▶ _WORK TO COMPLETE_:
Check every line of the entries that follow, and copy the ones containing "号东吴证券大厦".

▶ _RECORDS FOR THE EXERCISE_:
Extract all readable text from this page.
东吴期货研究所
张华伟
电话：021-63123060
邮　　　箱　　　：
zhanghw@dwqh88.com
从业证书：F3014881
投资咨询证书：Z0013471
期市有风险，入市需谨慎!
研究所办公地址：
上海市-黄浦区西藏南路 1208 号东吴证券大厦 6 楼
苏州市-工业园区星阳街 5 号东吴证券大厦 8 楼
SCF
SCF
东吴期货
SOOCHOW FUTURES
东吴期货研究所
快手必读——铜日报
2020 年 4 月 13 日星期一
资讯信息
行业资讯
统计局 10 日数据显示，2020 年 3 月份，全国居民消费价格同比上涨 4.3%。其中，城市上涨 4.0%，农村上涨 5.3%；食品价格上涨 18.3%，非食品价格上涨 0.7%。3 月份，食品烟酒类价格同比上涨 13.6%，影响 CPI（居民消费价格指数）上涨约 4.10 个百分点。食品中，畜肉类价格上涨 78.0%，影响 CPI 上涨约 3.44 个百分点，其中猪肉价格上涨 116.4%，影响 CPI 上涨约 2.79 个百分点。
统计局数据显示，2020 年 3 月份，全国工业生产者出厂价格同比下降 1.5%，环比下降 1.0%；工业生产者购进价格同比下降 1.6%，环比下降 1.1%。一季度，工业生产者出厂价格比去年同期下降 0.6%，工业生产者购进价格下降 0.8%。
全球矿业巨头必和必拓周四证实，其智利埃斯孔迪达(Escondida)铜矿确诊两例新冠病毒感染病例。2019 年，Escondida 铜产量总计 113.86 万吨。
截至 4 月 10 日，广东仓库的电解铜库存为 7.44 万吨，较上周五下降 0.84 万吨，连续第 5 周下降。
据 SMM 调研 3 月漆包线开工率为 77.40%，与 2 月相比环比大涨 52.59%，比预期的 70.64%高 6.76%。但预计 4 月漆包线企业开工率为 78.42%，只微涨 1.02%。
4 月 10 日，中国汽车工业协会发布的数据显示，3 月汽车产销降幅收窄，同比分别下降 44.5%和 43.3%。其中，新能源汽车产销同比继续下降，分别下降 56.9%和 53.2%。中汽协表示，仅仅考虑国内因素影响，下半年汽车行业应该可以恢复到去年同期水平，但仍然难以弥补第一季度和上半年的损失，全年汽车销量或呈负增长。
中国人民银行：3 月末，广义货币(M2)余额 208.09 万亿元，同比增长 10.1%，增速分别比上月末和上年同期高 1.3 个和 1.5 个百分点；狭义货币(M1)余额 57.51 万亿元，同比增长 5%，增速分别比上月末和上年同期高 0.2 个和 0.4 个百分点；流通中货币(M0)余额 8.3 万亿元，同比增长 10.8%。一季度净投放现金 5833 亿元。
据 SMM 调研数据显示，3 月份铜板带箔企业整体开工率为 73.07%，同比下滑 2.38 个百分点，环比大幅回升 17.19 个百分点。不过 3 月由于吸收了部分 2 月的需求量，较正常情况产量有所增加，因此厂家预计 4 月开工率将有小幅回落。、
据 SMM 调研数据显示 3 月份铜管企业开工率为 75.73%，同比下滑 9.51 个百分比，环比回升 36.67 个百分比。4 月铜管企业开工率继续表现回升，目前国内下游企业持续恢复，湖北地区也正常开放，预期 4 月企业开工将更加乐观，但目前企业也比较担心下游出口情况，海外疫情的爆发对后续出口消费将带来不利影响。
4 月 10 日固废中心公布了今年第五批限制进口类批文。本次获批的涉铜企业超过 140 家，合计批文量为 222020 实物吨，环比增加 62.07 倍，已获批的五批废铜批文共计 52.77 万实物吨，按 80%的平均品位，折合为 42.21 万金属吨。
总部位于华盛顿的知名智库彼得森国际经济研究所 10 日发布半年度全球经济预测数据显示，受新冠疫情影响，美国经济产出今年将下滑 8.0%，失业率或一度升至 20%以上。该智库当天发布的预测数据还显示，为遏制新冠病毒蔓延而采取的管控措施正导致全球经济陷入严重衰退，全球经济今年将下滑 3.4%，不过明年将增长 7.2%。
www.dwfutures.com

▶ _THE SOLUTION_:
上海市-黄浦区西藏南路 1208 号东吴证券大厦 6 楼
苏州市-工业园区星阳街 5 号东吴证券大厦 8 楼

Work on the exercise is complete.